### Materials provided

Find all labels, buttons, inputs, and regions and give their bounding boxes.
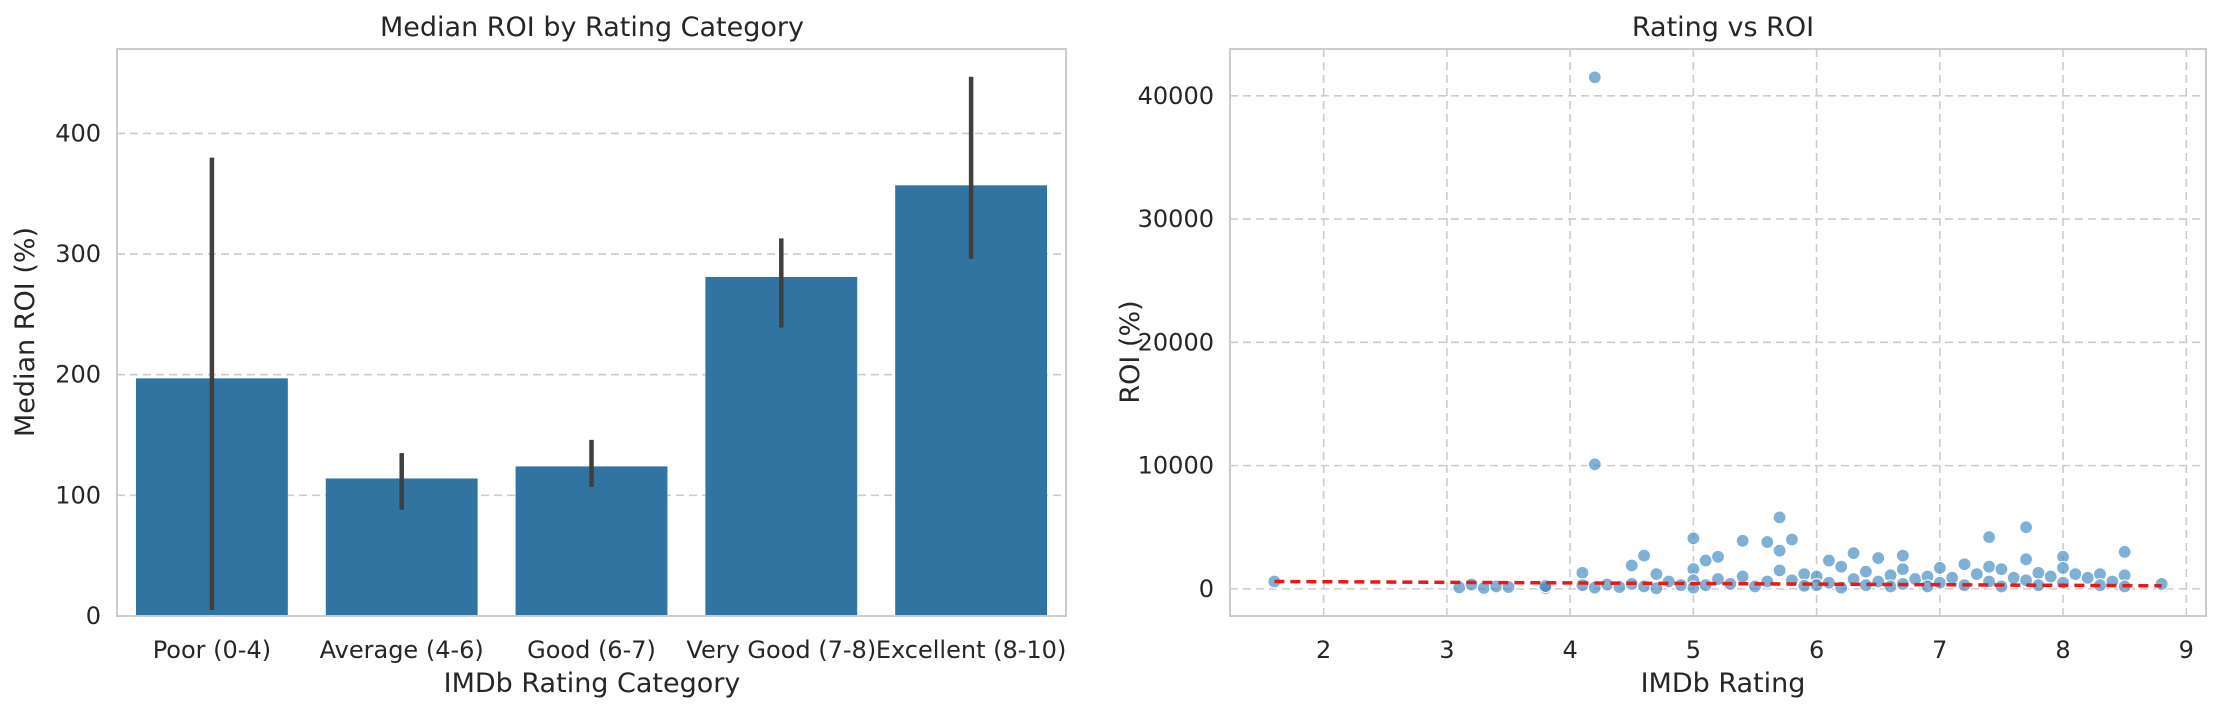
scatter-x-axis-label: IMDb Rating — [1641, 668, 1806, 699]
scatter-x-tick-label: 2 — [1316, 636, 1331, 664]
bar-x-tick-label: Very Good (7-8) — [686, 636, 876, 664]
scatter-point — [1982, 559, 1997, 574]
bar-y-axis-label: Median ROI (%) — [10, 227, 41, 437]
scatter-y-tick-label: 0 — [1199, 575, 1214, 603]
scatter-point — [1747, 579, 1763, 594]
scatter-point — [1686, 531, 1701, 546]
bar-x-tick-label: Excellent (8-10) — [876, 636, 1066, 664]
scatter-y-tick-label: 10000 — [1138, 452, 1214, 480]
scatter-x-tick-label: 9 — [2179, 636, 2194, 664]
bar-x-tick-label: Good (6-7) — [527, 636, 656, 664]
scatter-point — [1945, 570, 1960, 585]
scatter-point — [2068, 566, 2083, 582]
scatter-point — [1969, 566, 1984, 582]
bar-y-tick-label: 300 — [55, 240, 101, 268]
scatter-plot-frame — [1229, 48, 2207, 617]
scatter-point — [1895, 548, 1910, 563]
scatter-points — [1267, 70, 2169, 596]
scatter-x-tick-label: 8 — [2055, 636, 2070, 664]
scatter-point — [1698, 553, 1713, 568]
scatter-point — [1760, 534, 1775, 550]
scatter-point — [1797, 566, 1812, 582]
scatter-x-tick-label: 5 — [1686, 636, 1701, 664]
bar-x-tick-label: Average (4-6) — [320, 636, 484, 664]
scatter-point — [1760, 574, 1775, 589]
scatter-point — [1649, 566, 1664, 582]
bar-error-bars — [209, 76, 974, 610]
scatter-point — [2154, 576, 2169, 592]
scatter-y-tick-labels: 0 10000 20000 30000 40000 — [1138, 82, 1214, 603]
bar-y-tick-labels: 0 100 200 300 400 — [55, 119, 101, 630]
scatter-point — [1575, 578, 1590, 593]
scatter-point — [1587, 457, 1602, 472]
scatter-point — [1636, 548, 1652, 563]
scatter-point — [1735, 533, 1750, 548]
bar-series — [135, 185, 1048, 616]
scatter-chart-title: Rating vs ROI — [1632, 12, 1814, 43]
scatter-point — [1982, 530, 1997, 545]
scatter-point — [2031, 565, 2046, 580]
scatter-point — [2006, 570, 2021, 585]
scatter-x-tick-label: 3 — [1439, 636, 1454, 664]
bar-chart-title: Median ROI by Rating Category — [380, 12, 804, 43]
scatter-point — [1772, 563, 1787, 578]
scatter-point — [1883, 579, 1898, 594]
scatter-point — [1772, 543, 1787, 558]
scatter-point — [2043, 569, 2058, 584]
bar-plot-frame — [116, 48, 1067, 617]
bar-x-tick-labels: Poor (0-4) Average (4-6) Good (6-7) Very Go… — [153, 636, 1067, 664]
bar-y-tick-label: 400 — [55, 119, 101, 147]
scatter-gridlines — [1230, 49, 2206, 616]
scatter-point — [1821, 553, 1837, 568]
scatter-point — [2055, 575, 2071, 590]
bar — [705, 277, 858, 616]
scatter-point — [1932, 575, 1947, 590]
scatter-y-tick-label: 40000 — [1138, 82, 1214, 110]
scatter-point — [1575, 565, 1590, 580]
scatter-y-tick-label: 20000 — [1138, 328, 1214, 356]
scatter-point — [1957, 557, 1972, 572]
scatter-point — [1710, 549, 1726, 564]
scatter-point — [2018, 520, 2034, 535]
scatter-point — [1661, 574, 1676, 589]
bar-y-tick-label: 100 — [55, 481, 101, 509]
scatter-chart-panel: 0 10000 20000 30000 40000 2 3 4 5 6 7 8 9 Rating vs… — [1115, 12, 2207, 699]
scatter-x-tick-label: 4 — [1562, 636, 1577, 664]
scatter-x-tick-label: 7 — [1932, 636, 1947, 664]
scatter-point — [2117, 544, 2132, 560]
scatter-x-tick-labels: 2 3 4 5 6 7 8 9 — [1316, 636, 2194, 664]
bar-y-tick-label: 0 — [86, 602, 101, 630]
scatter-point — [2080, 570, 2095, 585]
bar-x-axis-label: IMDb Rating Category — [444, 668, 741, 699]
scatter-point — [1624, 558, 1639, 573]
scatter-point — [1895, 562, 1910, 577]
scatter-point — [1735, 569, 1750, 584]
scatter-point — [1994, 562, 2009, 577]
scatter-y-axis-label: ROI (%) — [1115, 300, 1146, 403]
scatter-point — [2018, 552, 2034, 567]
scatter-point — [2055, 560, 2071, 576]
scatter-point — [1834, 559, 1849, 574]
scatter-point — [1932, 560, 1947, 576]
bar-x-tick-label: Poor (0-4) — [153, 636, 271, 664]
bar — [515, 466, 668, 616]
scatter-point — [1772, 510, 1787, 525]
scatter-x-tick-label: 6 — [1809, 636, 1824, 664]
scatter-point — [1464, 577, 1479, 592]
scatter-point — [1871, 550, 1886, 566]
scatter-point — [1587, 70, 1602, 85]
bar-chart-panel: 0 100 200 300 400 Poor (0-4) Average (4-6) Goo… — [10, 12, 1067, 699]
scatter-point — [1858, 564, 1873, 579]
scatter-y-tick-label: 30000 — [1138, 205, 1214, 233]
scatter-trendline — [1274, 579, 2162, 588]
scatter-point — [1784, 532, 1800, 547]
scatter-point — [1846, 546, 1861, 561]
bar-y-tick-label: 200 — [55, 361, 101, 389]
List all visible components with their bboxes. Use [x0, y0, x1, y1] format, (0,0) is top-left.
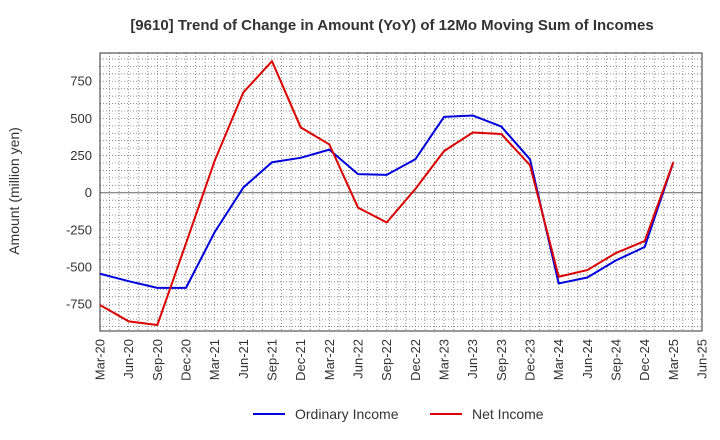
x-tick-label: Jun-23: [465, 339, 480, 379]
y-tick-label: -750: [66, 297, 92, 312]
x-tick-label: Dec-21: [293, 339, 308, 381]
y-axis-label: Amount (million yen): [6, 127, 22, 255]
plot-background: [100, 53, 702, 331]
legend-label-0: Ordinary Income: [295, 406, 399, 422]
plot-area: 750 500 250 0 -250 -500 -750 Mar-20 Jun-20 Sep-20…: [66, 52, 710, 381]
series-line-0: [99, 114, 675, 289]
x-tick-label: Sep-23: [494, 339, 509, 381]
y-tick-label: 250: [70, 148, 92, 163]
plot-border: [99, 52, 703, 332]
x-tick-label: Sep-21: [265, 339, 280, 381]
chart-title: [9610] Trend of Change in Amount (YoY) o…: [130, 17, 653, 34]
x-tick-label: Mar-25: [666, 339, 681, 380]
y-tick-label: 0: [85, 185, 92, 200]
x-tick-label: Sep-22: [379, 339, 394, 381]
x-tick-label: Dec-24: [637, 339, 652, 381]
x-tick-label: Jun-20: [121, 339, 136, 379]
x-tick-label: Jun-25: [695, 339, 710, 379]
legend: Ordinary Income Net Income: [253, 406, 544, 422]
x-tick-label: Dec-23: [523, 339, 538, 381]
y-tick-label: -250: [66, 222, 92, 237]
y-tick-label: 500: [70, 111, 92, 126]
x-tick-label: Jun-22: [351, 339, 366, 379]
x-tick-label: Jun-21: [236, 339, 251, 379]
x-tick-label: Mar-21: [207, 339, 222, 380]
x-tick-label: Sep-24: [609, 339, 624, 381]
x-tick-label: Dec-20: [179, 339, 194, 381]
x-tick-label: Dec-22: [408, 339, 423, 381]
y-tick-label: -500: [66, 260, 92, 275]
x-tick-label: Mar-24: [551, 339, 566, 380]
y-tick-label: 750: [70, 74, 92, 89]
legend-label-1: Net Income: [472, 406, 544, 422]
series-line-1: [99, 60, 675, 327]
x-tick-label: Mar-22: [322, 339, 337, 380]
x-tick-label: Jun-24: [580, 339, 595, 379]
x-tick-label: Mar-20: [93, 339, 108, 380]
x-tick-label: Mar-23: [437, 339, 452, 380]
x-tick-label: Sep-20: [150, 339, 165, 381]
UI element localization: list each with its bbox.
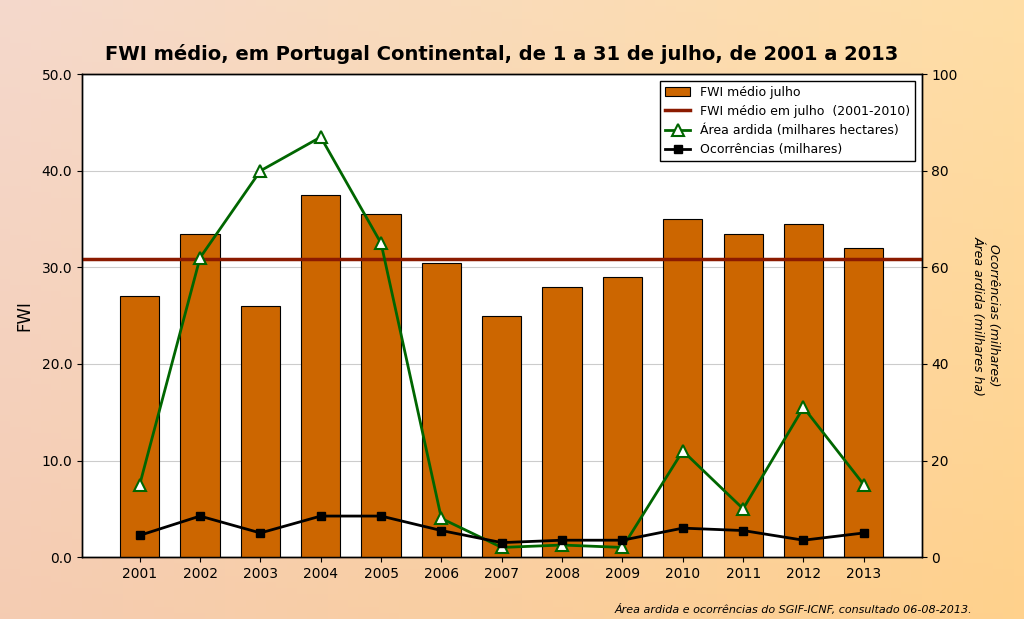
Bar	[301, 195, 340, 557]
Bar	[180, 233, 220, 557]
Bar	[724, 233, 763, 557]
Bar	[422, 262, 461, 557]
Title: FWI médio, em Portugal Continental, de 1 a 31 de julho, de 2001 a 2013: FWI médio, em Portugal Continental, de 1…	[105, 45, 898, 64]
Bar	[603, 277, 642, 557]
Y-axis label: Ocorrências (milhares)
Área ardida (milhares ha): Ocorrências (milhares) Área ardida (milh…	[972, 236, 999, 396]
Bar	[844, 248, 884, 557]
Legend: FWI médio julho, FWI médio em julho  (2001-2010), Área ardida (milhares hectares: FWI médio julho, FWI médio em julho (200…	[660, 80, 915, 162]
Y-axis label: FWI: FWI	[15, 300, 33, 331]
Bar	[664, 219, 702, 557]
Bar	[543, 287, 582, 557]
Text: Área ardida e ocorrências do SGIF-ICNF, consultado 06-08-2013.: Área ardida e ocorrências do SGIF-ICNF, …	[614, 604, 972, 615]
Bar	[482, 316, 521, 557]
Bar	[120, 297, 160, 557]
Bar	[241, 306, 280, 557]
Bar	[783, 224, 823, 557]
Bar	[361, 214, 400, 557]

######

→ **Task to carry out**
Reproduce the lines of the records between the line holding "scatter-x-axis-label: IMDb Rating" and the line holding "bar-y-tick-labels: 0 100", inclusive.

→ **Right answer**
scatter-x-axis-label: IMDb Rating — [1641, 668, 1806, 699]
scatter-x-tick-label: 2 — [1316, 636, 1331, 664]
bar-x-tick-label: Very Good (7-8) — [686, 636, 876, 664]
scatter-point — [1982, 559, 1997, 574]
bar-y-axis-label: Median ROI (%) — [10, 227, 41, 437]
scatter-y-tick-label: 0 — [1199, 575, 1214, 603]
scatter-point — [1747, 579, 1763, 594]
scatter-point — [1686, 531, 1701, 546]
bar-x-tick-label: Excellent (8-10) — [876, 636, 1066, 664]
scatter-y-tick-label: 10000 — [1138, 452, 1214, 480]
scatter-x-tick-label: 9 — [2179, 636, 2194, 664]
bar-x-tick-label: Good (6-7) — [527, 636, 656, 664]
scatter-point — [1945, 570, 1960, 585]
scatter-point — [2068, 566, 2083, 582]
scatter-point — [1969, 566, 1984, 582]
bar-y-tick-label: 300 — [55, 240, 101, 268]
scatter-plot-frame — [1229, 48, 2207, 617]
scatter-point — [1895, 548, 1910, 563]
scatter-points — [1267, 70, 2169, 596]
scatter-x-tick-label: 8 — [2055, 636, 2070, 664]
scatter-point — [1698, 553, 1713, 568]
scatter-point — [1760, 534, 1775, 550]
scatter-point — [1797, 566, 1812, 582]
scatter-x-tick-label: 5 — [1686, 636, 1701, 664]
bar-x-tick-label: Average (4-6) — [320, 636, 484, 664]
scatter-point — [1760, 574, 1775, 589]
scatter-point — [1649, 566, 1664, 582]
bar-error-bars — [209, 76, 974, 610]
scatter-point — [2154, 576, 2169, 592]
scatter-y-tick-labels: 0 10000 20000 30000 40000 — [1138, 82, 1214, 603]
bar-y-tick-labels: 0 100 200 300 400 — [55, 119, 101, 630]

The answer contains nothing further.